MATERIAL FOR THIS TASK:
* * * * *

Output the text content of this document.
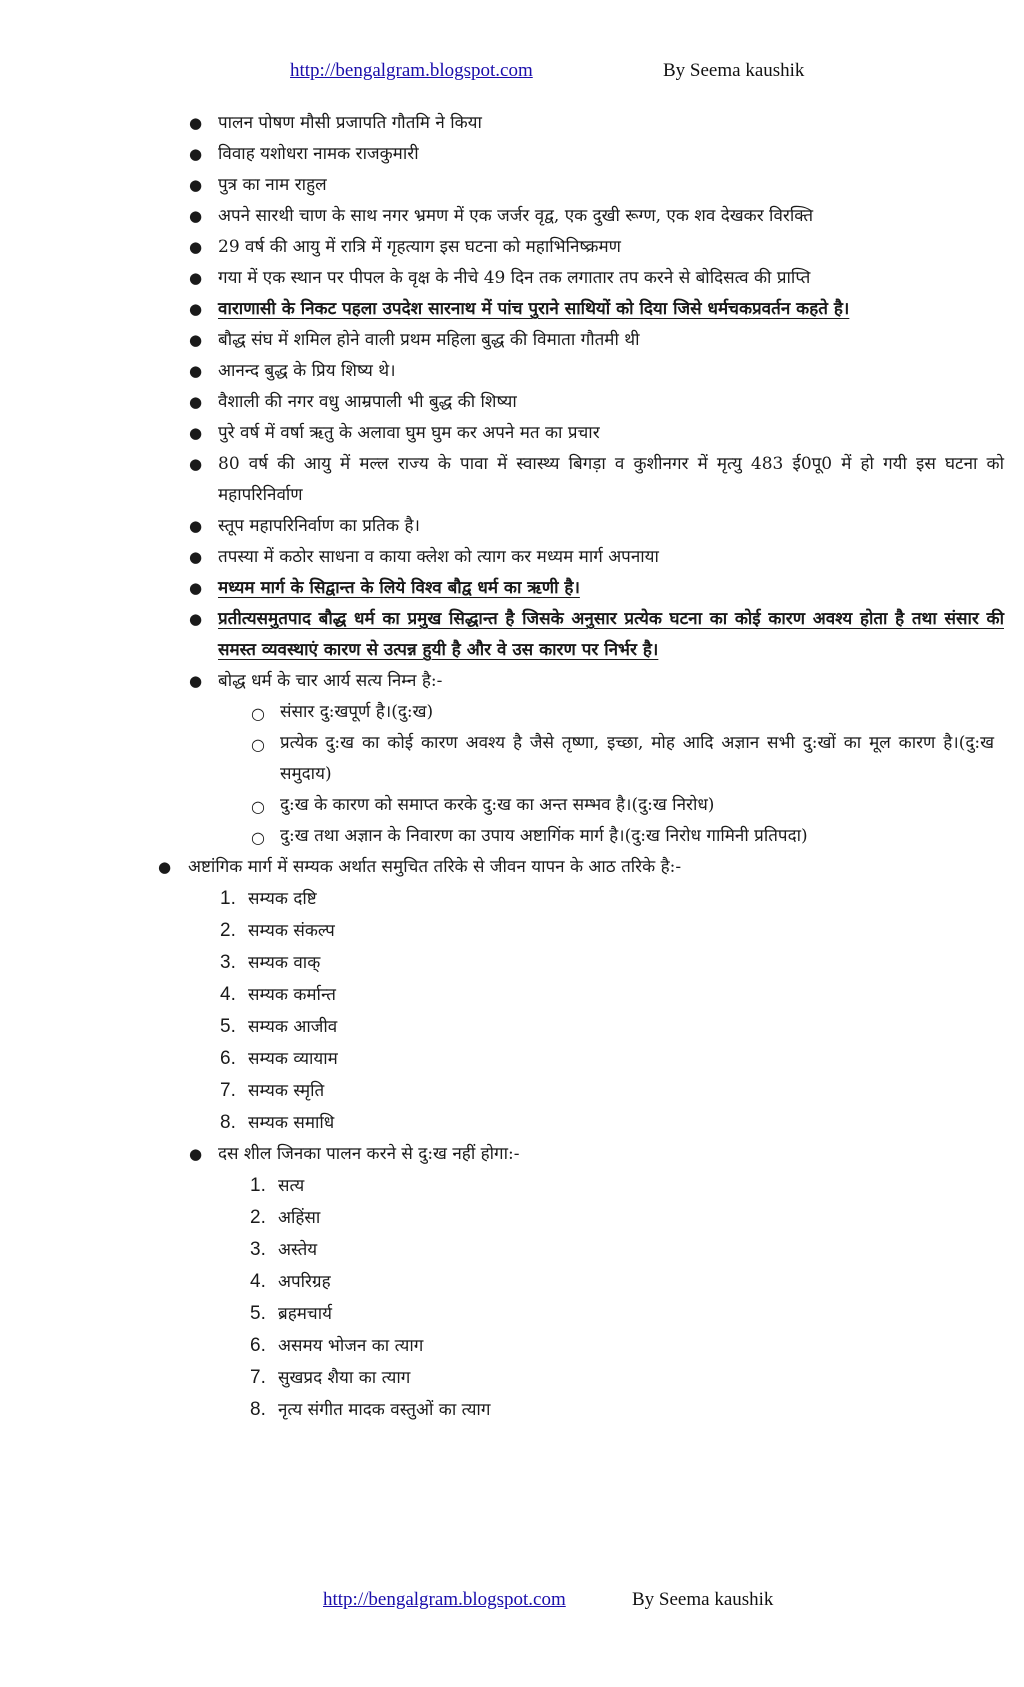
http://bengalgram.blogspot.com	By Seema kaushik
● पालन पोषण मौसी प्रजापति गौतमि ने किया
● विवाह यशोधरा नामक राजकुमारी
● पुत्र का नाम राहुल
● अपने सारथी चाण के साथ नगर भ्रमण में एक जर्जर वृद्व, एक दुखी रूग्ण, एक शव देखकर विरक्ति
● 29 वर्ष की आयु में रात्रि में गृहत्याग इस घटना को महाभिनिष्क्रमण
● गया में एक स्थान पर पीपल के वृक्ष के नीचे 49 दिन तक लगातार तप करने से बोदिसत्व की प्राप्ति
● वाराणासी के निकट पहला उपदेश सारनाथ में पांच पुराने साथियों को दिया जिसे धर्मचकप्रवर्तन कहते है।
● बौद्ध संघ में शमिल होने वाली प्रथम महिला बुद्ध की विमाता गौतमी थी
● आनन्द बुद्ध के प्रिय शिष्य थे।
● वैशाली की नगर वधु आम्रपाली भी बुद्ध की शिष्या
● पुरे वर्ष में वर्षा ऋतु के अलावा घुम घुम कर अपने मत का प्रचार
● 80 वर्ष की आयु में मल्ल राज्य के पावा में स्वास्थ्य बिगड़ा व कुशीनगर में मृत्यु 483 ई0पू0 में हो गयी इस घटना को महापरिनिर्वाण
● स्तूप महापरिनिर्वाण का प्रतिक है।
● तपस्या में कठोर साधना व काया क्लेश को त्याग कर मध्यम मार्ग अपनाया
● मध्यम मार्ग के सिद्वान्त के लिये विश्व बौद्व धर्म का ऋणी है।
● प्रतीत्यसमुतपाद बौद्ध धर्म का प्रमुख सिद्धान्त है जिसके अनुसार प्रत्येक घटना का कोई कारण अवश्य होता है तथा संसार की समस्त व्यवस्थाएं कारण से उत्पन्न हुयी है और वे उस कारण पर निर्भर है।
● बोद्ध धर्म के चार आर्य सत्य निम्न है:-
○ संसार दु:खपूर्ण है।(दु:ख)
○ प्रत्येक दु:ख का कोई कारण अवश्य है जैसे तृष्णा, इच्छा, मोह आदि अज्ञान सभी दु:खों का मूल कारण है।(दु:ख समुदाय)
○ दु:ख के कारण को समाप्त करके दु:ख का अन्त सम्भव है।(दु:ख निरोध)
○ दु:ख तथा अज्ञान के निवारण का उपाय अष्टागिंक मार्ग है।(दु:ख निरोध गामिनी प्रतिपदा)
● अष्टांगिक मार्ग में सम्यक अर्थात समुचित तरिके से जीवन यापन के आठ तरिके है:-
1. सम्यक दष्टि
2. सम्यक संकल्प
3. सम्यक वाक्
4. सम्यक कर्मान्त
5. सम्यक आजीव
6. सम्यक व्यायाम
7. सम्यक स्मृति
8. सम्यक समाधि
● दस शील जिनका पालन करने से दु:ख नहीं होगा:-
1. सत्य
2. अहिंसा
3. अस्तेय
4. अपरिग्रह
5. ब्रहमचार्य
6. असमय भोजन का त्याग
7. सुखप्रद शैया का त्याग
8. नृत्य संगीत मादक वस्तुओं का त्याग
http://bengalgram.blogspot.com	By Seema kaushik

* * * * *

Repeat each entry exactly as it appears; skip any picture.

RESULT OF THIS TASK:
Output the text content of this document.
http://bengalgram.blogspot.com	By Seema kaushik
● पालन पोषण मौसी प्रजापति गौतमि ने किया
● विवाह यशोधरा नामक राजकुमारी
● पुत्र का नाम राहुल
● अपने सारथी चाण के साथ नगर भ्रमण में एक जर्जर वृद्व, एक दुखी रूग्ण, एक शव देखकर विरक्ति
● 29 वर्ष की आयु में रात्रि में गृहत्याग इस घटना को महाभिनिष्क्रमण
● गया में एक स्थान पर पीपल के वृक्ष के नीचे 49 दिन तक लगातार तप करने से बोदिसत्व की प्राप्ति
● वाराणासी के निकट पहला उपदेश सारनाथ में पांच पुराने साथियों को दिया जिसे धर्मचकप्रवर्तन कहते है।
● बौद्ध संघ में शमिल होने वाली प्रथम महिला बुद्ध की विमाता गौतमी थी
● आनन्द बुद्ध के प्रिय शिष्य थे।
● वैशाली की नगर वधु आम्रपाली भी बुद्ध की शिष्या
● पुरे वर्ष में वर्षा ऋतु के अलावा घुम घुम कर अपने मत का प्रचार
● 80 वर्ष की आयु में मल्ल राज्य के पावा में स्वास्थ्य बिगड़ा व कुशीनगर में मृत्यु 483 ई0पू0 में हो गयी इस घटना को महापरिनिर्वाण
● स्तूप महापरिनिर्वाण का प्रतिक है।
● तपस्या में कठोर साधना व काया क्लेश को त्याग कर मध्यम मार्ग अपनाया
● मध्यम मार्ग के सिद्वान्त के लिये विश्व बौद्व धर्म का ऋणी है।
● प्रतीत्यसमुतपाद बौद्ध धर्म का प्रमुख सिद्धान्त है जिसके अनुसार प्रत्येक घटना का कोई कारण अवश्य होता है तथा संसार की समस्त व्यवस्थाएं कारण से उत्पन्न हुयी है और वे उस कारण पर निर्भर है।
● बोद्ध धर्म के चार आर्य सत्य निम्न है:-
○ संसार दु:खपूर्ण है।(दु:ख)
○ प्रत्येक दु:ख का कोई कारण अवश्य है जैसे तृष्णा, इच्छा, मोह आदि अज्ञान सभी दु:खों का मूल कारण है।(दु:ख समुदाय)
○ दु:ख के कारण को समाप्त करके दु:ख का अन्त सम्भव है।(दु:ख निरोध)
○ दु:ख तथा अज्ञान के निवारण का उपाय अष्टागिंक मार्ग है।(दु:ख निरोध गामिनी प्रतिपदा)
● अष्टांगिक मार्ग में सम्यक अर्थात समुचित तरिके से जीवन यापन के आठ तरिके है:-
1. सम्यक दष्टि
2. सम्यक संकल्प
3. सम्यक वाक्
4. सम्यक कर्मान्त
5. सम्यक आजीव
6. सम्यक व्यायाम
7. सम्यक स्मृति
8. सम्यक समाधि
● दस शील जिनका पालन करने से दु:ख नहीं होगा:-
1. सत्य
2. अहिंसा
3. अस्तेय
4. अपरिग्रह
5. ब्रहमचार्य
6. असमय भोजन का त्याग
7. सुखप्रद शैया का त्याग
8. नृत्य संगीत मादक वस्तुओं का त्याग
http://bengalgram.blogspot.com	By Seema kaushik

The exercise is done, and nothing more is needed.